[Extracts from a graphics dataset]
======

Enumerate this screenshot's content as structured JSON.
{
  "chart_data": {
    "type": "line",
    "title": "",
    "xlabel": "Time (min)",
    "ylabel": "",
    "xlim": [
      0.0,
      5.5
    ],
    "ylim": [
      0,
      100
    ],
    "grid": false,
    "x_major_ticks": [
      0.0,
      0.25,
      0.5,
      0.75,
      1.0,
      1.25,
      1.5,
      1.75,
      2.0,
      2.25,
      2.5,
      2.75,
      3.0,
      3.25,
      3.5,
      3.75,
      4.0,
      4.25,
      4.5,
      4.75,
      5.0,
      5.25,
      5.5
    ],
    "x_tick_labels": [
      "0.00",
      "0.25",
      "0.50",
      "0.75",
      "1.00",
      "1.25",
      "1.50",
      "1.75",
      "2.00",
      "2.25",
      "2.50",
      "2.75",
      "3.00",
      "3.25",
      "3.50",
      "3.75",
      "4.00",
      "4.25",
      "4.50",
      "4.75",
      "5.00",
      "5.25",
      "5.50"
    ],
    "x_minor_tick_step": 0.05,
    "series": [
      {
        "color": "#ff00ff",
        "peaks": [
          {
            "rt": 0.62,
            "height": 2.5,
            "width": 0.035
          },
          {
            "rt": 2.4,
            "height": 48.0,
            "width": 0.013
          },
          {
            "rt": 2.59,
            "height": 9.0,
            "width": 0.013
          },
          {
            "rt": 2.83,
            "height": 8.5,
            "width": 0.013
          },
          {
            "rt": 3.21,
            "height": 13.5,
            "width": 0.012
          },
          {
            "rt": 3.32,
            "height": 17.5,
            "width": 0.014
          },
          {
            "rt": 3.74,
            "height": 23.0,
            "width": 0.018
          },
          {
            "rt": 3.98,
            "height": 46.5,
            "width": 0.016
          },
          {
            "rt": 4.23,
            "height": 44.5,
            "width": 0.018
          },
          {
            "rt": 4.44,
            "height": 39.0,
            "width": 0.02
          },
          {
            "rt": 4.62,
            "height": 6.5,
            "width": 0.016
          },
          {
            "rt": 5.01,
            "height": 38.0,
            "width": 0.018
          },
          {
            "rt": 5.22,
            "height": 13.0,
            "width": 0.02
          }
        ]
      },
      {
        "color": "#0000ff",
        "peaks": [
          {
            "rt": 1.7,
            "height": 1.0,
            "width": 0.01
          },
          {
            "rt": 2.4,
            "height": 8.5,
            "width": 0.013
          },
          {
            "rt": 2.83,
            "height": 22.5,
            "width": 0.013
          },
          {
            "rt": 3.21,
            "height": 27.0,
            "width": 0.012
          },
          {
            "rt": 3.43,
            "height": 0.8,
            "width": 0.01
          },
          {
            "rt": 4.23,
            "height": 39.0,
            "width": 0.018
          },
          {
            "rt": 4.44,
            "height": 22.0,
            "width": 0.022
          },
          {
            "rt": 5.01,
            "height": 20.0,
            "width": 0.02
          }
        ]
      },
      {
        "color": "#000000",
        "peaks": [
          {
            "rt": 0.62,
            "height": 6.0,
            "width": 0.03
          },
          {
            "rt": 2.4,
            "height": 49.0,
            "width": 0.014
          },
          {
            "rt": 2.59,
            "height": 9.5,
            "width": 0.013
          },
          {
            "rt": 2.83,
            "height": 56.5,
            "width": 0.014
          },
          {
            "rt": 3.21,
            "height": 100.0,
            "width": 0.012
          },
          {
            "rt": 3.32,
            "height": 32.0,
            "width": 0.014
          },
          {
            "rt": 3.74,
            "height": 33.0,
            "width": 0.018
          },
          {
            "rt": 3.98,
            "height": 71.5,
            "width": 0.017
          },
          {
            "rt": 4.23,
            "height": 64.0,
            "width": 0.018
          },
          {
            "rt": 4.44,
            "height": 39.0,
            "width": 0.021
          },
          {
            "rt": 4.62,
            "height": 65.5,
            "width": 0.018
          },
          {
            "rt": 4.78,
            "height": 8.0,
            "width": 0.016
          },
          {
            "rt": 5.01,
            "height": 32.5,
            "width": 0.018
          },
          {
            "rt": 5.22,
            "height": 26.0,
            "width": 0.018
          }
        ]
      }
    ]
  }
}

======

Find each line that has the word "color", then copy it out.

[Result]
        "color": "#ff00ff",
        "color": "#0000ff",
        "color": "#000000",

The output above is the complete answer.